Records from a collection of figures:
-- BEGIN --
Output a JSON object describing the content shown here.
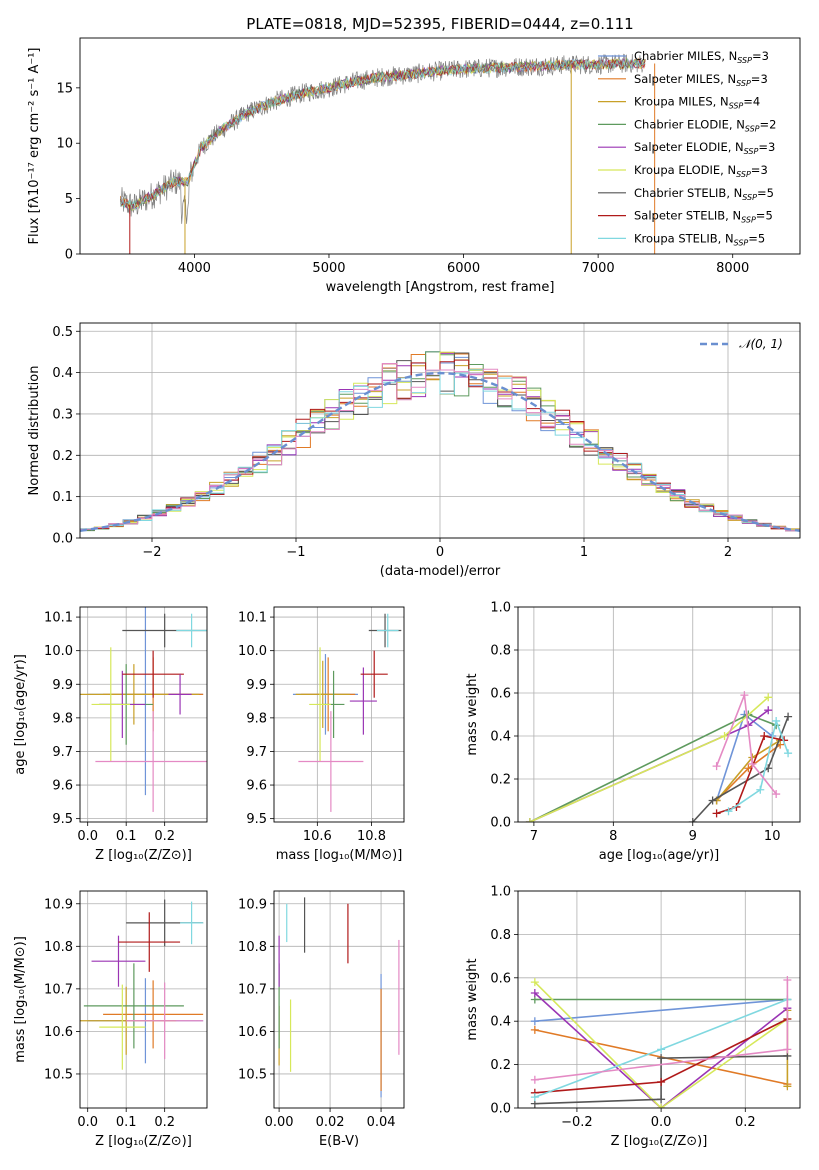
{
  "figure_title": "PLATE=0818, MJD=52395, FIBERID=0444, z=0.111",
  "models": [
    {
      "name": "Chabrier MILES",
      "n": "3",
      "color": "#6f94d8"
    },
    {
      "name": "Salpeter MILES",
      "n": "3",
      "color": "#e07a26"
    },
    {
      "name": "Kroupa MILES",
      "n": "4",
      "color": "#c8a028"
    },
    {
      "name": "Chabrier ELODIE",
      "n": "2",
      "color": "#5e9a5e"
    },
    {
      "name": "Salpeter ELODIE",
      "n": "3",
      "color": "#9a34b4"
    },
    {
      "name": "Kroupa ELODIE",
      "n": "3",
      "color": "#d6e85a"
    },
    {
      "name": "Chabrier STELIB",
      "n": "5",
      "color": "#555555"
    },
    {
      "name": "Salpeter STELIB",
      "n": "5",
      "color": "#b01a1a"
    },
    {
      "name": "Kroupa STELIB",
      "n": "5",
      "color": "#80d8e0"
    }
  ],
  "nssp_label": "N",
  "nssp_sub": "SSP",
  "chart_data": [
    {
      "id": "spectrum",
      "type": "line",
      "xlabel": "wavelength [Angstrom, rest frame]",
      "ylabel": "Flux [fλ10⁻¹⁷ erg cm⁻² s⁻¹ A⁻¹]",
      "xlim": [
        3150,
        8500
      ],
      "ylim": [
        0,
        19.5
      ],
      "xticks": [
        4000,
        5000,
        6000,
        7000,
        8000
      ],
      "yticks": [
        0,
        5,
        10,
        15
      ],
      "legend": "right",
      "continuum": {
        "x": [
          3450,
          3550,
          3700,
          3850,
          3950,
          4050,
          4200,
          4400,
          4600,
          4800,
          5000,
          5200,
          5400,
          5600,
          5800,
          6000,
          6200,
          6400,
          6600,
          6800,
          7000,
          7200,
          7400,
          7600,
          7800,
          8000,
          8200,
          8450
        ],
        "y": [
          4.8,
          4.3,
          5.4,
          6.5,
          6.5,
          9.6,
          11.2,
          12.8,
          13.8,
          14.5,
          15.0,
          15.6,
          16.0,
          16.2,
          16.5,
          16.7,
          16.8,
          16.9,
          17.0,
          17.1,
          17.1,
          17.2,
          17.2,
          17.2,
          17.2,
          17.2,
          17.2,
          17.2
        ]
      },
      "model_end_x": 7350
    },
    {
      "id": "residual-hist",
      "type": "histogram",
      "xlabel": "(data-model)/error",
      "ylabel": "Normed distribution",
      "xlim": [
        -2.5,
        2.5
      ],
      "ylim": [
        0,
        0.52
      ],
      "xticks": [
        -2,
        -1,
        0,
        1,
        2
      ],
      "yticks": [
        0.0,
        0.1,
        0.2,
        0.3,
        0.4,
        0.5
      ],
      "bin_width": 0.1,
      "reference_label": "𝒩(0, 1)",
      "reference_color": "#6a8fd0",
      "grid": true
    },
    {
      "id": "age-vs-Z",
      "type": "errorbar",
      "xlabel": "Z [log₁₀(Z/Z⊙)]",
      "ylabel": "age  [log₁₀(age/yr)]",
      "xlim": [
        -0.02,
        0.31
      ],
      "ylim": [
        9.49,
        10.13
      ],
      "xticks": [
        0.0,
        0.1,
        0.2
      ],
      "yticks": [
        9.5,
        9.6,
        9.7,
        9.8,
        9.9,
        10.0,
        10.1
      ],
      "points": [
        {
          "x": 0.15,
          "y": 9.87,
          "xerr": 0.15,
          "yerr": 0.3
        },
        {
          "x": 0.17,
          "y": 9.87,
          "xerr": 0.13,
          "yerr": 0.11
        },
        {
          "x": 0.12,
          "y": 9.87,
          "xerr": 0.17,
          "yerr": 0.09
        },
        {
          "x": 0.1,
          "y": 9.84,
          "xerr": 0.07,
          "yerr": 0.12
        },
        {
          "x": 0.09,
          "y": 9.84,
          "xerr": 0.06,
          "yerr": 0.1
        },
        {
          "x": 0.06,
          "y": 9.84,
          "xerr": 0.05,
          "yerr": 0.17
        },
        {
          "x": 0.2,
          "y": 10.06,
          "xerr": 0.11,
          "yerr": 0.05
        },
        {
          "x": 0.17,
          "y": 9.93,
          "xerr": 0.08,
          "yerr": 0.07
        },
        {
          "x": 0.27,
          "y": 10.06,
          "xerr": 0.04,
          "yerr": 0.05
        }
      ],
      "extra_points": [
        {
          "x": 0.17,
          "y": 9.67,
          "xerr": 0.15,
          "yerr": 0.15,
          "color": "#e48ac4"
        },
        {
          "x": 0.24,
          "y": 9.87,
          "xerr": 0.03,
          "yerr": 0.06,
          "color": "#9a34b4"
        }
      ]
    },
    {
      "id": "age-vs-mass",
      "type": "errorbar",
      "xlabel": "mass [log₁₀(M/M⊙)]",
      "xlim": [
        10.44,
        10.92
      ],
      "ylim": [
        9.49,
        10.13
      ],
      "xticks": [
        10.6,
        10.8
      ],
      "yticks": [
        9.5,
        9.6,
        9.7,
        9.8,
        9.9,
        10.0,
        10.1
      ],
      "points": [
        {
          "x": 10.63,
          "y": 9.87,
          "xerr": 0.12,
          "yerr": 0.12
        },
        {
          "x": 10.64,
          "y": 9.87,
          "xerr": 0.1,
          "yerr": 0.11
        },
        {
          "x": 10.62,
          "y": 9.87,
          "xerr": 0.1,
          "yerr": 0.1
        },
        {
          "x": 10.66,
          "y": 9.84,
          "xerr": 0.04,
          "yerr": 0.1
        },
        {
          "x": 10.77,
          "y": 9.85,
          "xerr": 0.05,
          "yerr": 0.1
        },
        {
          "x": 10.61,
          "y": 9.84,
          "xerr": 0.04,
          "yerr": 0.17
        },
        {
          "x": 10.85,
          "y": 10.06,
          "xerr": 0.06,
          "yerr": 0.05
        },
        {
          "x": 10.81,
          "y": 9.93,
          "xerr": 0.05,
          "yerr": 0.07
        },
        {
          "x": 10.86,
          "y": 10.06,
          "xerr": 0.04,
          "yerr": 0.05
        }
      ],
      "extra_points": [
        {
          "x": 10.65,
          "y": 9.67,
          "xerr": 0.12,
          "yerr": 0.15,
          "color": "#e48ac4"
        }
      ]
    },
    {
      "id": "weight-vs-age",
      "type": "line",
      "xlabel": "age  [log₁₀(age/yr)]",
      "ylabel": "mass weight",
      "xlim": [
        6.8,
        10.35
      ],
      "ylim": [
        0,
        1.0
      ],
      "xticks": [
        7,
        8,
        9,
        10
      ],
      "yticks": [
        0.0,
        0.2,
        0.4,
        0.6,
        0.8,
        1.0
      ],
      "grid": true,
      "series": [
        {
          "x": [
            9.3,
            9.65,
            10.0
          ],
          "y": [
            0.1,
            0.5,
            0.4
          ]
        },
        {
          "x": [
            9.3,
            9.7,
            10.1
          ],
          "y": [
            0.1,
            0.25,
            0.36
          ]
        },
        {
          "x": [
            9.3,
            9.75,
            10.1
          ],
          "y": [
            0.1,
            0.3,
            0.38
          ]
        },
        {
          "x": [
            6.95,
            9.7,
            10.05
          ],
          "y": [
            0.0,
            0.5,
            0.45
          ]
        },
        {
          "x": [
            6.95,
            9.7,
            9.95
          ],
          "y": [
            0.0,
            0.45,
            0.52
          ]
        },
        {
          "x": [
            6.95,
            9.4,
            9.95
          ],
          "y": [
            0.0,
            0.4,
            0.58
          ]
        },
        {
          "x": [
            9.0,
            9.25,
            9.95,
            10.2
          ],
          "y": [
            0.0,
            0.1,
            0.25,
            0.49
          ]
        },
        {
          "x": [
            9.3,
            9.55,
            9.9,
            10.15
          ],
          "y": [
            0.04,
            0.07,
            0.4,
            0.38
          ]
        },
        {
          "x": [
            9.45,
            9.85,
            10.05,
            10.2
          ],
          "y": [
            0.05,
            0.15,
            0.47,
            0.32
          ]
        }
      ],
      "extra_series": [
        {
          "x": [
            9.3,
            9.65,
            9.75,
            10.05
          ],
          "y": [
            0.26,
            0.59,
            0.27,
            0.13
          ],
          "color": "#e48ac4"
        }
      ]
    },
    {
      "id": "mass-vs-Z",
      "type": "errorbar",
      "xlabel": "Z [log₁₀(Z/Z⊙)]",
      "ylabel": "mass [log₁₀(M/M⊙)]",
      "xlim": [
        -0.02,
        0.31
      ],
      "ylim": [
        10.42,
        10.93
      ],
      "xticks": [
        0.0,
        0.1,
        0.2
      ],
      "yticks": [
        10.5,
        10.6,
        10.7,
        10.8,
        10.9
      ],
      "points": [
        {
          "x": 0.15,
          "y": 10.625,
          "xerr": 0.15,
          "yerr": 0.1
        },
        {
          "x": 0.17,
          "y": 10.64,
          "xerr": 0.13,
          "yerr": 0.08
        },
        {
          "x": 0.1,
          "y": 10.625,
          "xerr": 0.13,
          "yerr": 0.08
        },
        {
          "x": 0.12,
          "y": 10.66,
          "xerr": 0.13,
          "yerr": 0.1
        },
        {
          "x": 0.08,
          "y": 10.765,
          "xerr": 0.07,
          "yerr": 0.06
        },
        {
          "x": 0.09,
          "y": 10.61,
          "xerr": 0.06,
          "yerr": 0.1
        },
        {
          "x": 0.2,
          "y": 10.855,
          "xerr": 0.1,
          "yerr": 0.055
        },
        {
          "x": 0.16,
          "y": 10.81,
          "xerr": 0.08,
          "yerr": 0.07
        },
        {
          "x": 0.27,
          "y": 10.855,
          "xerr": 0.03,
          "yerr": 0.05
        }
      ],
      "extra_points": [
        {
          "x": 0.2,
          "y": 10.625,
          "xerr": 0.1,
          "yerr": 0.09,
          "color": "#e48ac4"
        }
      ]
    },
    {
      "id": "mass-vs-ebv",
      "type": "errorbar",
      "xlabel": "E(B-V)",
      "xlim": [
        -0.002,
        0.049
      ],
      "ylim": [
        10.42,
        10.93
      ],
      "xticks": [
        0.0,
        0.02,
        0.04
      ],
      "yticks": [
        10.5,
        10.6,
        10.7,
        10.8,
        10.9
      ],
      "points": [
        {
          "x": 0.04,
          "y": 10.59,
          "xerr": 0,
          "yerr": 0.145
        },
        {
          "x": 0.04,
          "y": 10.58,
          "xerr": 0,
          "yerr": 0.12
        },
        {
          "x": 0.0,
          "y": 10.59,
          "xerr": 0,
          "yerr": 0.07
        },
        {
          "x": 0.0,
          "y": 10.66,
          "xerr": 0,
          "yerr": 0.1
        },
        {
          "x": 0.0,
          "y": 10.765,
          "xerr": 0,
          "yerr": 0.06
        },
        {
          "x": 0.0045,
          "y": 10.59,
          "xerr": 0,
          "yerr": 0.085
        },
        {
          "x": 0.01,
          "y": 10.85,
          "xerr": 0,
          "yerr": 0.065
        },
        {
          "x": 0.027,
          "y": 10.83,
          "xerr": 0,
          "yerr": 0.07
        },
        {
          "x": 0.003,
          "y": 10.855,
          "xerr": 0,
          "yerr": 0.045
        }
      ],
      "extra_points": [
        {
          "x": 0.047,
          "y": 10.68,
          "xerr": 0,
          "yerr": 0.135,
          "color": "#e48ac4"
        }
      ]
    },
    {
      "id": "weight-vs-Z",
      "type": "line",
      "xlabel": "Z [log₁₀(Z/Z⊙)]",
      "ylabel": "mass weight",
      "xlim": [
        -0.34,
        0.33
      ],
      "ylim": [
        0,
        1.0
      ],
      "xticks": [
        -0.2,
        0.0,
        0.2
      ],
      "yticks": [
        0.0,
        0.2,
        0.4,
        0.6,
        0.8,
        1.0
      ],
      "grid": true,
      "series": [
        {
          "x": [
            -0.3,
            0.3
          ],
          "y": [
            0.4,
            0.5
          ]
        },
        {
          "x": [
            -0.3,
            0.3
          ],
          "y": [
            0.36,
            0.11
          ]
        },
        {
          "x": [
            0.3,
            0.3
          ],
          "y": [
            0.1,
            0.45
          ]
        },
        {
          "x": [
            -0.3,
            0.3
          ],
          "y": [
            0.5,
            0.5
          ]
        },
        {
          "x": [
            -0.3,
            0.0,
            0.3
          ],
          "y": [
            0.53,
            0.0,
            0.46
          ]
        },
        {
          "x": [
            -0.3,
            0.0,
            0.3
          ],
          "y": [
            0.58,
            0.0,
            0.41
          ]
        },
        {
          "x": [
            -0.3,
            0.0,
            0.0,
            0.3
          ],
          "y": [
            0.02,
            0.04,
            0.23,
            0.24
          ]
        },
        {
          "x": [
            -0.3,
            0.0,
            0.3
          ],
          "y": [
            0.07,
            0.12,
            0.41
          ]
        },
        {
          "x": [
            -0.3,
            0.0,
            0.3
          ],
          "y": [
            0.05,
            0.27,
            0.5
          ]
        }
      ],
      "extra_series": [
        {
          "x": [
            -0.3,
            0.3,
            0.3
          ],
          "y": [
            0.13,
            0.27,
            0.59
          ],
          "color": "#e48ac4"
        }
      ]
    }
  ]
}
-- END --
-- BEGIN --
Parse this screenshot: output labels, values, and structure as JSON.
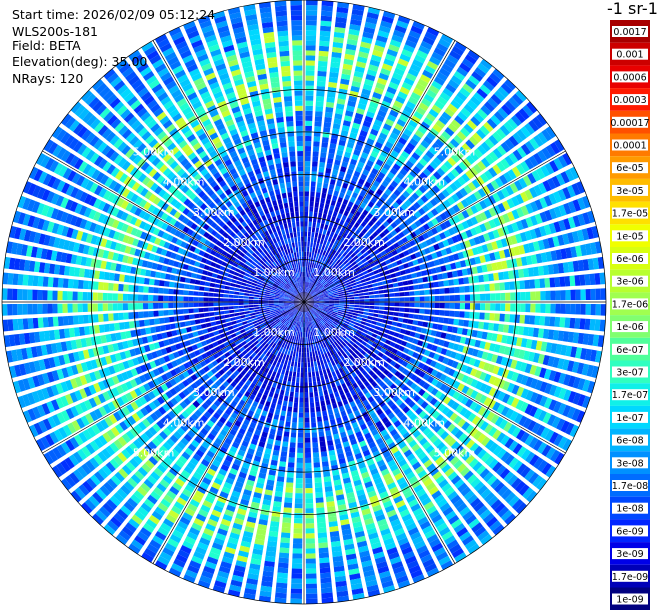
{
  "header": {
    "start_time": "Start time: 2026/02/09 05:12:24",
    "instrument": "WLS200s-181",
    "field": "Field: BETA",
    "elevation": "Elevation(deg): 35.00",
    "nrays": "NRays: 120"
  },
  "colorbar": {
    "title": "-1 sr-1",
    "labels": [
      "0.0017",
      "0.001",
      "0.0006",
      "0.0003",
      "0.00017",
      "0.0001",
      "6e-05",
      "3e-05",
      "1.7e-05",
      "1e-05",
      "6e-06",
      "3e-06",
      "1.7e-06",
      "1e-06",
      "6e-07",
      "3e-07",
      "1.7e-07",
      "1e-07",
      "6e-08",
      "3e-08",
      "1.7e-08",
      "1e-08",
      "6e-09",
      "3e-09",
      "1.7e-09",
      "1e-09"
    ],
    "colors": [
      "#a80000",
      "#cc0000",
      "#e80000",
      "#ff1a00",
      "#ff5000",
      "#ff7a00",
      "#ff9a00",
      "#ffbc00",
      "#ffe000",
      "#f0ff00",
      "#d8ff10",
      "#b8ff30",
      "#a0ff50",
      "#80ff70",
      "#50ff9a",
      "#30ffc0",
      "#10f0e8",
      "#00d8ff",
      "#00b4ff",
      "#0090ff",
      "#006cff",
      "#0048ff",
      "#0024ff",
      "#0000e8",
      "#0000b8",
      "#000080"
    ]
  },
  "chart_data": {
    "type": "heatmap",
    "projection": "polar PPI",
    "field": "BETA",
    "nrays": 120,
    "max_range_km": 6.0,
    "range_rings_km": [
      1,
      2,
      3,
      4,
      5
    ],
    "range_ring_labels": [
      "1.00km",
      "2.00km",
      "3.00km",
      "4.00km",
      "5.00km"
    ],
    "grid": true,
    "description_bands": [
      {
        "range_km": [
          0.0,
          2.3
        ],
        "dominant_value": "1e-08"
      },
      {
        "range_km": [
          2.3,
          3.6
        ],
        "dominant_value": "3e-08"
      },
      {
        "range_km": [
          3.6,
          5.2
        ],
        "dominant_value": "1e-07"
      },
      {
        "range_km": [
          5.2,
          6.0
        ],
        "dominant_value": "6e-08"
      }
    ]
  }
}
-- END --
-- BEGIN --
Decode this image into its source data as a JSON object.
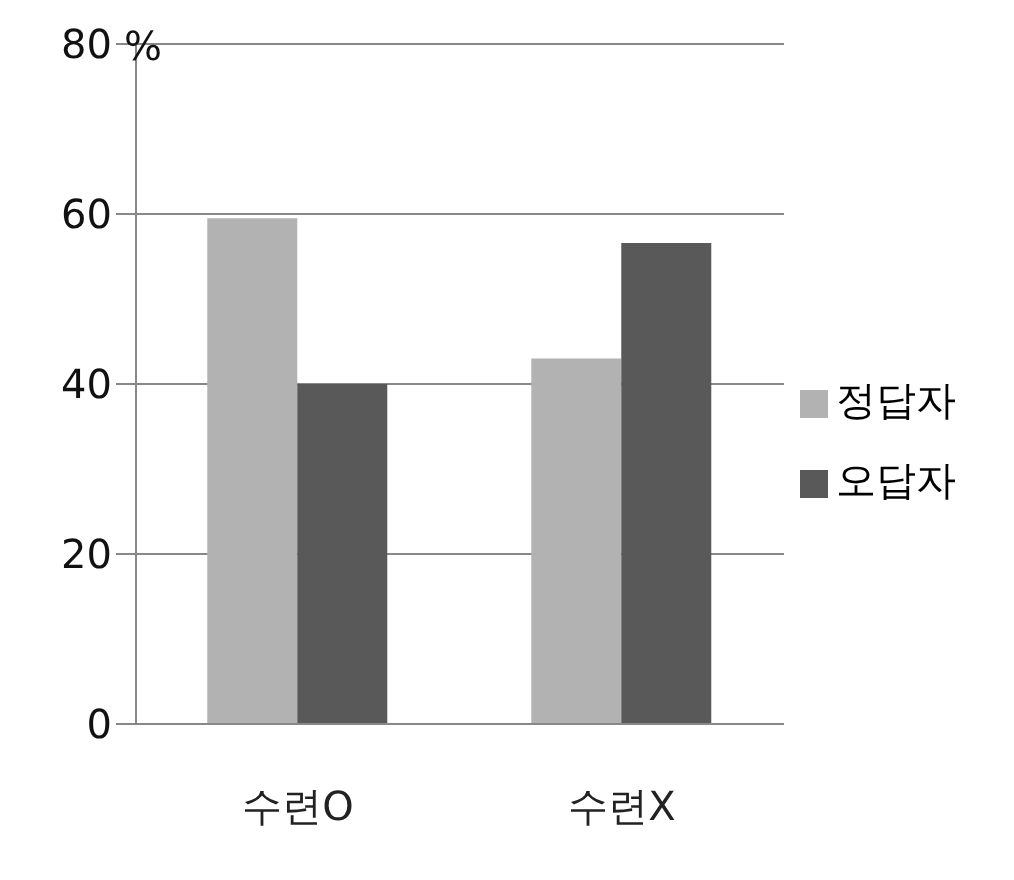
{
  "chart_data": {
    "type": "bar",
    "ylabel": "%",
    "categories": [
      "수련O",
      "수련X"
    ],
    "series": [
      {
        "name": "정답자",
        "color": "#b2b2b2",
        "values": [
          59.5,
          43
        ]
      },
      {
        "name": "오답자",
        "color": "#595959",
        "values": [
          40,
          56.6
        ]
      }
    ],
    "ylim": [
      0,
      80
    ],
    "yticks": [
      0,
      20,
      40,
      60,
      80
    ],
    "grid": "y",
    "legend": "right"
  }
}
-- END --
| Problem to solve |
Count how many lines of the listing above include "mass" and report that number alone.

| Task response |
7